- _Given request_:
Retype all of the data below line for line, without changing a single character.

>> begin Listing

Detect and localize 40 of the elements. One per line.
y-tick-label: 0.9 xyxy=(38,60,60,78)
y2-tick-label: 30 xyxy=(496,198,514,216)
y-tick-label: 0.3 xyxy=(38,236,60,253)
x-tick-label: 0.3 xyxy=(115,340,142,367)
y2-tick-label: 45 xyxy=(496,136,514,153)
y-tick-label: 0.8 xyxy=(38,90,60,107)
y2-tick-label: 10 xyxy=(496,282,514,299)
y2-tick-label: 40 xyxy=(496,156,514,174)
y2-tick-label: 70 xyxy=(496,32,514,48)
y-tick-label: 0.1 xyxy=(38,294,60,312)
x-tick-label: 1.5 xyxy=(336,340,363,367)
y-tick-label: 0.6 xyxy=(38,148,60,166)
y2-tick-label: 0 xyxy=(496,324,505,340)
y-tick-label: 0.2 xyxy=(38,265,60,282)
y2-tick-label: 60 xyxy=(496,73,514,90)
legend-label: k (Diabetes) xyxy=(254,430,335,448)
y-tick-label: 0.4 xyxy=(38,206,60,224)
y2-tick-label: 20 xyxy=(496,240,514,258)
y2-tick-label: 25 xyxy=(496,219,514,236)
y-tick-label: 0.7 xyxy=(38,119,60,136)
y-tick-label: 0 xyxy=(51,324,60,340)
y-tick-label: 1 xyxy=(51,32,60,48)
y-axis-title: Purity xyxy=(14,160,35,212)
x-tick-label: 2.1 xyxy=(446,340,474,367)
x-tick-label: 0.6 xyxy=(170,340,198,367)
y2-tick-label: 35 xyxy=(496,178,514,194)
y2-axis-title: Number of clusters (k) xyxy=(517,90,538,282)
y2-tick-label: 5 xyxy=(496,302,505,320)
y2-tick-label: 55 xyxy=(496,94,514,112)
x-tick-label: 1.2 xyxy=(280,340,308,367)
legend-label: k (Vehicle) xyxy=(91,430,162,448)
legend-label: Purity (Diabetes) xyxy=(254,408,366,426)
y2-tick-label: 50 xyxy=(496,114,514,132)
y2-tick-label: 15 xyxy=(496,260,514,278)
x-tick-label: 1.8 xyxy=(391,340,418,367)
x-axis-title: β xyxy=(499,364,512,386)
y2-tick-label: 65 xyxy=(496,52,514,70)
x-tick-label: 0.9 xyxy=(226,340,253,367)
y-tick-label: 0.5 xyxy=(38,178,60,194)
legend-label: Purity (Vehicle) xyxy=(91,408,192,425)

>> end Listing

- _Final answer_:
Detect and localize 40 of the elements. One per line.
y-tick-label: 0.9 xyxy=(38,60,60,78)
y2-tick-label: 30 xyxy=(496,198,514,216)
y-tick-label: 0.3 xyxy=(38,236,60,253)
x-tick-label: 0.3 xyxy=(115,340,142,367)
y2-tick-label: 45 xyxy=(496,136,514,153)
y-tick-label: 0.8 xyxy=(38,90,60,107)
y2-tick-label: 10 xyxy=(496,282,514,299)
y2-tick-label: 40 xyxy=(496,156,514,174)
y2-tick-label: 70 xyxy=(496,32,514,48)
y-tick-label: 0.1 xyxy=(38,294,60,312)
x-tick-label: 1.5 xyxy=(336,340,363,367)
y-tick-label: 0.6 xyxy=(38,148,60,166)
y2-tick-label: 0 xyxy=(496,324,505,340)
y-tick-label: 0.2 xyxy=(38,265,60,282)
y2-tick-label: 60 xyxy=(496,73,514,90)
legend-label: k (Diabetes) xyxy=(254,430,335,448)
y-tick-label: 0.4 xyxy=(38,206,60,224)
y2-tick-label: 20 xyxy=(496,240,514,258)
y2-tick-label: 25 xyxy=(496,219,514,236)
y-tick-label: 0.7 xyxy=(38,119,60,136)
y-tick-label: 0 xyxy=(51,324,60,340)
y-tick-label: 1 xyxy=(51,32,60,48)
y-axis-title: Purity xyxy=(14,160,35,212)
x-tick-label: 2.1 xyxy=(446,340,474,367)
x-tick-label: 0.6 xyxy=(170,340,198,367)
y2-tick-label: 35 xyxy=(496,178,514,194)
y2-axis-title: Number of clusters (k) xyxy=(517,90,538,282)
y2-tick-label: 5 xyxy=(496,302,505,320)
y2-tick-label: 55 xyxy=(496,94,514,112)
x-tick-label: 1.2 xyxy=(280,340,308,367)
legend-label: k (Vehicle) xyxy=(91,430,162,448)
legend-label: Purity (Diabetes) xyxy=(254,408,366,426)
y2-tick-label: 50 xyxy=(496,114,514,132)
y2-tick-label: 15 xyxy=(496,260,514,278)
x-tick-label: 1.8 xyxy=(391,340,418,367)
x-axis-title: β xyxy=(499,364,512,386)
y2-tick-label: 65 xyxy=(496,52,514,70)
x-tick-label: 0.9 xyxy=(226,340,253,367)
y-tick-label: 0.5 xyxy=(38,178,60,194)
legend-label: Purity (Vehicle) xyxy=(91,408,192,425)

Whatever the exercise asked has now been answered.